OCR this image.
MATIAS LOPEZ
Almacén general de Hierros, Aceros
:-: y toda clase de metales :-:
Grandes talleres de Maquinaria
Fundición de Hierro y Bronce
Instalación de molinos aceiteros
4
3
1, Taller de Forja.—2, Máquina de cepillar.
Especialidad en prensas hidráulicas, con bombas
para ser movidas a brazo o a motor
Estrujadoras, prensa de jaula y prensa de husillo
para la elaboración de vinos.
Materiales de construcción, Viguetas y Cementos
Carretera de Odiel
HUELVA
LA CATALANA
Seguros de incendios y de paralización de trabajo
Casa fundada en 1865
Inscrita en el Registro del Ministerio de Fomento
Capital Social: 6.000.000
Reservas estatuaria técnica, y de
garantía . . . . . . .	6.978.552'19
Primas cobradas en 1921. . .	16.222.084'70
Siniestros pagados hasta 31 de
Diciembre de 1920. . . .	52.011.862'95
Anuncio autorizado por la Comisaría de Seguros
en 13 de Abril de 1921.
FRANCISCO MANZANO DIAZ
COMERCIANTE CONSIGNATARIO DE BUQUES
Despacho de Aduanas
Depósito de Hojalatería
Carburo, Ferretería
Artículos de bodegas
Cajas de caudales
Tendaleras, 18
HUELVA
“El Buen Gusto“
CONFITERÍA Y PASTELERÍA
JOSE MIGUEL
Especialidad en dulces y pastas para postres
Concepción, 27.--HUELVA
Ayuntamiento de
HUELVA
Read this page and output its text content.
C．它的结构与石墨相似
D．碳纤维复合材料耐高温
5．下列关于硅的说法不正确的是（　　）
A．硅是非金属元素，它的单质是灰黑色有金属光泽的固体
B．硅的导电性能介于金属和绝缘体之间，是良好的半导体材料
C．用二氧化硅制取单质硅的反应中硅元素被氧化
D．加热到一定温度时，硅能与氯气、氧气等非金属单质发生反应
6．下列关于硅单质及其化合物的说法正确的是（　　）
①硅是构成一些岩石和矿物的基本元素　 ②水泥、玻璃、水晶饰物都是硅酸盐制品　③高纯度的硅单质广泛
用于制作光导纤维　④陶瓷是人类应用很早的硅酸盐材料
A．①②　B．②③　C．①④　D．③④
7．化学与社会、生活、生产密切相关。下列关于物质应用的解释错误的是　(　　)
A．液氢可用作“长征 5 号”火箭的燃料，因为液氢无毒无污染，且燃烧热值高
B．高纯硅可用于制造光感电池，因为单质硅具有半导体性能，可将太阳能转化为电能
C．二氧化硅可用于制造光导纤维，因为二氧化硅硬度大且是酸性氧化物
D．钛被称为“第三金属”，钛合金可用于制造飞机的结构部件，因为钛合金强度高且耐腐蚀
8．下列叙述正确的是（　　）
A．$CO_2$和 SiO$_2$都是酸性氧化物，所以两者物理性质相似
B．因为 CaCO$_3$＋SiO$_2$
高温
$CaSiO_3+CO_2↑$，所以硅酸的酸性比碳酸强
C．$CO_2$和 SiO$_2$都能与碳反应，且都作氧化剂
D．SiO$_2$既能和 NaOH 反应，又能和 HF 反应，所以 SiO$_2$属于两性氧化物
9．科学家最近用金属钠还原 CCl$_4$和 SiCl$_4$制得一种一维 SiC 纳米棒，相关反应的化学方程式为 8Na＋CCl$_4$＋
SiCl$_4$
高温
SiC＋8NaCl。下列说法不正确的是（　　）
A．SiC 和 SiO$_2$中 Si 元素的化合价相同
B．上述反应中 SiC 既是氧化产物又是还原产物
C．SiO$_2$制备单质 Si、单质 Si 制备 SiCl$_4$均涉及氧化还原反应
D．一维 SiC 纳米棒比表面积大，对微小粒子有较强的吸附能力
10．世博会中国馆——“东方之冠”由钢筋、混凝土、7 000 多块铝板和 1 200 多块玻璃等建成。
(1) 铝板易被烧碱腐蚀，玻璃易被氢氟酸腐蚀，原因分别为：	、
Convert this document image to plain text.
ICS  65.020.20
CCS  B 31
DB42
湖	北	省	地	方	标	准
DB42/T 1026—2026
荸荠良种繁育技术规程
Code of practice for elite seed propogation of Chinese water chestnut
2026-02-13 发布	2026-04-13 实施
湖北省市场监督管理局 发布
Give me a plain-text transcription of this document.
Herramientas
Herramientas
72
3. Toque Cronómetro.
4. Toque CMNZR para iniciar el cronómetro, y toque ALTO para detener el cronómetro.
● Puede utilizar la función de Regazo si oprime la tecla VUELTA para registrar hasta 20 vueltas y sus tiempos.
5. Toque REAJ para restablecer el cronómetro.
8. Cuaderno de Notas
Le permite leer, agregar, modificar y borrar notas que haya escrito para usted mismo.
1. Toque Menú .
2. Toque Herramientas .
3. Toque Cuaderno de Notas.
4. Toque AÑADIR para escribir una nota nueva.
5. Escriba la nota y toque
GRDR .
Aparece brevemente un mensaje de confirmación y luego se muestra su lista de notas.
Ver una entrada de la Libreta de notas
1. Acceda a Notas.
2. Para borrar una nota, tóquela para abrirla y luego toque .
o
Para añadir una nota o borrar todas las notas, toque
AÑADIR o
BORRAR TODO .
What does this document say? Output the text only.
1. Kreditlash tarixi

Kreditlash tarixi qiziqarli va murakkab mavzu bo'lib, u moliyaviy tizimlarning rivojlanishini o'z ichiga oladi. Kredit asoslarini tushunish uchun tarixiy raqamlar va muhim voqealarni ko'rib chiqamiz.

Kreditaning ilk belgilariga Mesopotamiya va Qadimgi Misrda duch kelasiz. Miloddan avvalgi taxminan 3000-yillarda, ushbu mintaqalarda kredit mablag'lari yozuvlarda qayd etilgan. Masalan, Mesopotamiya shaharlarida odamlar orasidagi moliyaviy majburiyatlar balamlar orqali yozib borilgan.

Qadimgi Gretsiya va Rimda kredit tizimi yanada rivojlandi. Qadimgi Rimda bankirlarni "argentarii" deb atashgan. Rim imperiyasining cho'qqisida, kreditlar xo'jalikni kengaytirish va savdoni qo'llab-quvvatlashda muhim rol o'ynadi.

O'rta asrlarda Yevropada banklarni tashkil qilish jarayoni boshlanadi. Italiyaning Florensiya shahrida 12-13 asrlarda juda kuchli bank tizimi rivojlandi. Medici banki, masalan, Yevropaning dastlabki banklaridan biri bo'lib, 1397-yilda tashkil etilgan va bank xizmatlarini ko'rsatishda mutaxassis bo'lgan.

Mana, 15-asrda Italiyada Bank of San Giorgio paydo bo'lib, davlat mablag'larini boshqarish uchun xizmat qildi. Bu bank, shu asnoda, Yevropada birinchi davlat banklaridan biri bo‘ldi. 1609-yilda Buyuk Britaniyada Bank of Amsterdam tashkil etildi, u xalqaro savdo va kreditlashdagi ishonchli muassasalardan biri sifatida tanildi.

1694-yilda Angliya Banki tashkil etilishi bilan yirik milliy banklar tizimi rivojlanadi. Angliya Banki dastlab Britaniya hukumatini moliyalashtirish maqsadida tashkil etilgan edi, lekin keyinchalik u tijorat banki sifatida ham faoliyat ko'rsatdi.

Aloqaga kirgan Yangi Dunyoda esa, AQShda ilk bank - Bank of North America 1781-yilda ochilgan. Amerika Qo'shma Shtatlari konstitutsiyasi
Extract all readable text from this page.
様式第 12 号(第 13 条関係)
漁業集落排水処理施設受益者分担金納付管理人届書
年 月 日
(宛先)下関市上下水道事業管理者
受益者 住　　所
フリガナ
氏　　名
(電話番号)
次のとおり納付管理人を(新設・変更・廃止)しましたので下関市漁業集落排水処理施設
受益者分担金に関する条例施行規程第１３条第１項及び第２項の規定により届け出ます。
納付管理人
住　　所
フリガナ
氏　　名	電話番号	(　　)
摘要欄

## Instruction:
Quote each line of the data above exactly as written.

## Task solution:
OCR this image.
MATIAS LOPEZ
Almacén general de Hierros, Aceros
:-: y toda clase de metales :-:
Grandes talleres de Maquinaria
Fundición de Hierro y Bronce
Instalación de molinos aceiteros
4
3
1, Taller de Forja.—2, Máquina de cepillar.
Especialidad en prensas hidráulicas, con bombas
para ser movidas a brazo o a motor
Estrujadoras, prensa de jaula y prensa de husillo
para la elaboración de vinos.
Materiales de construcción, Viguetas y Cementos
Carretera de Odiel
HUELVA
LA CATALANA
Seguros de incendios y de paralización de trabajo
Casa fundada en 1865
Inscrita en el Registro del Ministerio de Fomento
Capital Social: 6.000.000
Reservas estatuaria técnica, y de
garantía . . . . . . .	6.978.552'19
Primas cobradas en 1921. . .	16.222.084'70
Siniestros pagados hasta 31 de
Diciembre de 1920. . . .	52.011.862'95
Anuncio autorizado por la Comisaría de Seguros
en 13 de Abril de 1921.
FRANCISCO MANZANO DIAZ
COMERCIANTE CONSIGNATARIO DE BUQUES
Despacho de Aduanas
Depósito de Hojalatería
Carburo, Ferretería
Artículos de bodegas
Cajas de caudales
Tendaleras, 18
HUELVA
“El Buen Gusto“
CONFITERÍA Y PASTELERÍA
JOSE MIGUEL
Especialidad en dulces y pastas para postres
Concepción, 27.--HUELVA
Ayuntamiento de
HUELVA
Read this page and output its text content.
C．它的结构与石墨相似
D．碳纤维复合材料耐高温
5．下列关于硅的说法不正确的是（　　）
A．硅是非金属元素，它的单质是灰黑色有金属光泽的固体
B．硅的导电性能介于金属和绝缘体之间，是良好的半导体材料
C．用二氧化硅制取单质硅的反应中硅元素被氧化
D．加热到一定温度时，硅能与氯气、氧气等非金属单质发生反应
6．下列关于硅单质及其化合物的说法正确的是（　　）
①硅是构成一些岩石和矿物的基本元素　 ②水泥、玻璃、水晶饰物都是硅酸盐制品　③高纯度的硅单质广泛
用于制作光导纤维　④陶瓷是人类应用很早的硅酸盐材料
A．①②　B．②③　C．①④　D．③④
7．化学与社会、生活、生产密切相关。下列关于物质应用的解释错误的是　(　　)
A．液氢可用作“长征 5 号”火箭的燃料，因为液氢无毒无污染，且燃烧热值高
B．高纯硅可用于制造光感电池，因为单质硅具有半导体性能，可将太阳能转化为电能
C．二氧化硅可用于制造光导纤维，因为二氧化硅硬度大且是酸性氧化物
D．钛被称为“第三金属”，钛合金可用于制造飞机的结构部件，因为钛合金强度高且耐腐蚀
8．下列叙述正确的是（　　）
A．$CO_2$和 SiO$_2$都是酸性氧化物，所以两者物理性质相似
B．因为 CaCO$_3$＋SiO$_2$
高温
$CaSiO_3+CO_2↑$，所以硅酸的酸性比碳酸强
C．$CO_2$和 SiO$_2$都能与碳反应，且都作氧化剂
D．SiO$_2$既能和 NaOH 反应，又能和 HF 反应，所以 SiO$_2$属于两性氧化物
9．科学家最近用金属钠还原 CCl$_4$和 SiCl$_4$制得一种一维 SiC 纳米棒，相关反应的化学方程式为 8Na＋CCl$_4$＋
SiCl$_4$
高温
SiC＋8NaCl。下列说法不正确的是（　　）
A．SiC 和 SiO$_2$中 Si 元素的化合价相同
B．上述反应中 SiC 既是氧化产物又是还原产物
C．SiO$_2$制备单质 Si、单质 Si 制备 SiCl$_4$均涉及氧化还原反应
D．一维 SiC 纳米棒比表面积大，对微小粒子有较强的吸附能力
10．世博会中国馆——“东方之冠”由钢筋、混凝土、7 000 多块铝板和 1 200 多块玻璃等建成。
(1) 铝板易被烧碱腐蚀，玻璃易被氢氟酸腐蚀，原因分别为：	、
Convert this document image to plain text.
ICS  65.020.20
CCS  B 31
DB42
湖	北	省	地	方	标	准
DB42/T 1026—2026
荸荠良种繁育技术规程
Code of practice for elite seed propogation of Chinese water chestnut
2026-02-13 发布	2026-04-13 实施
湖北省市场监督管理局 发布
Give me a plain-text transcription of this document.
Herramientas
Herramientas
72
3. Toque Cronómetro.
4. Toque CMNZR para iniciar el cronómetro, y toque ALTO para detener el cronómetro.
● Puede utilizar la función de Regazo si oprime la tecla VUELTA para registrar hasta 20 vueltas y sus tiempos.
5. Toque REAJ para restablecer el cronómetro.
8. Cuaderno de Notas
Le permite leer, agregar, modificar y borrar notas que haya escrito para usted mismo.
1. Toque Menú .
2. Toque Herramientas .
3. Toque Cuaderno de Notas.
4. Toque AÑADIR para escribir una nota nueva.
5. Escriba la nota y toque
GRDR .
Aparece brevemente un mensaje de confirmación y luego se muestra su lista de notas.
Ver una entrada de la Libreta de notas
1. Acceda a Notas.
2. Para borrar una nota, tóquela para abrirla y luego toque .
o
Para añadir una nota o borrar todas las notas, toque
AÑADIR o
BORRAR TODO .
What does this document say? Output the text only.
1. Kreditlash tarixi

Kreditlash tarixi qiziqarli va murakkab mavzu bo'lib, u moliyaviy tizimlarning rivojlanishini o'z ichiga oladi. Kredit asoslarini tushunish uchun tarixiy raqamlar va muhim voqealarni ko'rib chiqamiz.

Kreditaning ilk belgilariga Mesopotamiya va Qadimgi Misrda duch kelasiz. Miloddan avvalgi taxminan 3000-yillarda, ushbu mintaqalarda kredit mablag'lari yozuvlarda qayd etilgan. Masalan, Mesopotamiya shaharlarida odamlar orasidagi moliyaviy majburiyatlar balamlar orqali yozib borilgan.

Qadimgi Gretsiya va Rimda kredit tizimi yanada rivojlandi. Qadimgi Rimda bankirlarni "argentarii" deb atashgan. Rim imperiyasining cho'qqisida, kreditlar xo'jalikni kengaytirish va savdoni qo'llab-quvvatlashda muhim rol o'ynadi.

O'rta asrlarda Yevropada banklarni tashkil qilish jarayoni boshlanadi. Italiyaning Florensiya shahrida 12-13 asrlarda juda kuchli bank tizimi rivojlandi. Medici banki, masalan, Yevropaning dastlabki banklaridan biri bo'lib, 1397-yilda tashkil etilgan va bank xizmatlarini ko'rsatishda mutaxassis bo'lgan.

Mana, 15-asrda Italiyada Bank of San Giorgio paydo bo'lib, davlat mablag'larini boshqarish uchun xizmat qildi. Bu bank, shu asnoda, Yevropada birinchi davlat banklaridan biri bo‘ldi. 1609-yilda Buyuk Britaniyada Bank of Amsterdam tashkil etildi, u xalqaro savdo va kreditlashdagi ishonchli muassasalardan biri sifatida tanildi.

1694-yilda Angliya Banki tashkil etilishi bilan yirik milliy banklar tizimi rivojlanadi. Angliya Banki dastlab Britaniya hukumatini moliyalashtirish maqsadida tashkil etilgan edi, lekin keyinchalik u tijorat banki sifatida ham faoliyat ko'rsatdi.

Aloqaga kirgan Yangi Dunyoda esa, AQShda ilk bank - Bank of North America 1781-yilda ochilgan. Amerika Qo'shma Shtatlari konstitutsiyasi
Extract all readable text from this page.
様式第 12 号(第 13 条関係)
漁業集落排水処理施設受益者分担金納付管理人届書
年 月 日
(宛先)下関市上下水道事業管理者
受益者 住　　所
フリガナ
氏　　名
(電話番号)
次のとおり納付管理人を(新設・変更・廃止)しましたので下関市漁業集落排水処理施設
受益者分担金に関する条例施行規程第１３条第１項及び第２項の規定により届け出ます。
納付管理人
住　　所
フリガナ
氏　　名	電話番号	(　　)
摘要欄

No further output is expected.